>>>

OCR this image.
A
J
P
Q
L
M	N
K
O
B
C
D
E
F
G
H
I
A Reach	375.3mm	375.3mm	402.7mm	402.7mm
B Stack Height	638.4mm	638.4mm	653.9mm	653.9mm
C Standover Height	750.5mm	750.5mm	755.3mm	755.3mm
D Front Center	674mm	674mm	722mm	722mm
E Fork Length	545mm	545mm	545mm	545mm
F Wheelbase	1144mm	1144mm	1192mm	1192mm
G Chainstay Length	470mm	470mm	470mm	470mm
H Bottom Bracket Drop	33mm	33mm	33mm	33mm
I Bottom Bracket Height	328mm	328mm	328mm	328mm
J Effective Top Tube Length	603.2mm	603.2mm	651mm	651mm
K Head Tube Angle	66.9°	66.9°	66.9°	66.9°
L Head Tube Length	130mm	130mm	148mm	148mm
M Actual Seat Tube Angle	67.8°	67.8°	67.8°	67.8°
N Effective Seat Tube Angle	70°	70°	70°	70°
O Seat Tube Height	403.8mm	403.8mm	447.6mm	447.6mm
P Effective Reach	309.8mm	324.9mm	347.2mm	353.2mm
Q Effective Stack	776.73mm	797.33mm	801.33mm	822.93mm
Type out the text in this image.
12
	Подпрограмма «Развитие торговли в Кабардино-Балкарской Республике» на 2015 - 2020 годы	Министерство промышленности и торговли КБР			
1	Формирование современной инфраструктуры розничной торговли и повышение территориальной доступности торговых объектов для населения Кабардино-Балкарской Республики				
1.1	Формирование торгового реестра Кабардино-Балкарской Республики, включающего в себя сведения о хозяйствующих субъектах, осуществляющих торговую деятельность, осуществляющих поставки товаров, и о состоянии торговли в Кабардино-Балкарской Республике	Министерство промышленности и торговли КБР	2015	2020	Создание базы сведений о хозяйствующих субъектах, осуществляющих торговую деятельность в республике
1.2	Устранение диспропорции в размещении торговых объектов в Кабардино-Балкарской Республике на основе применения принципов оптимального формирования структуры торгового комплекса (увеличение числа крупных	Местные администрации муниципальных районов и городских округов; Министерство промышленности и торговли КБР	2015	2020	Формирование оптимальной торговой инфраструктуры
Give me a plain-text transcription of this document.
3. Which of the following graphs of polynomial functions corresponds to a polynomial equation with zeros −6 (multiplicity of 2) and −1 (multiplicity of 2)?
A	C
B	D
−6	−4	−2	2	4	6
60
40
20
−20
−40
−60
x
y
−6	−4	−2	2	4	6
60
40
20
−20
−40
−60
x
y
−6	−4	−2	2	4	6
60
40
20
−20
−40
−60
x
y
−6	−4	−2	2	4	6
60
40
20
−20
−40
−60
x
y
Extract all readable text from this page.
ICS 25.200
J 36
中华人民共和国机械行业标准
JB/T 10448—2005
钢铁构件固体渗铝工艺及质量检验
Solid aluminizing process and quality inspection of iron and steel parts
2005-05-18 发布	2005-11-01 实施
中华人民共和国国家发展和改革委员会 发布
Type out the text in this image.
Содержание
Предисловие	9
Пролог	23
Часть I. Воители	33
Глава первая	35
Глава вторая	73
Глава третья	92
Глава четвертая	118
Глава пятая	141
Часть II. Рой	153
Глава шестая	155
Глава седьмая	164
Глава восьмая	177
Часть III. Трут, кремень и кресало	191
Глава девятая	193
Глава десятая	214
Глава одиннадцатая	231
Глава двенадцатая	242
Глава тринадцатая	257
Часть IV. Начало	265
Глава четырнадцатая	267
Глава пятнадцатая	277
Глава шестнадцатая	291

<<<

▸ WHAT YOU NEED TO DO
Find "Bracket". Copy every line it occurs in.

▸ OUTPUT FOR THIS TASK
H Bottom Bracket Drop	33mm	33mm	33mm	33mm
I Bottom Bracket Height	328mm	328mm	328mm	328mm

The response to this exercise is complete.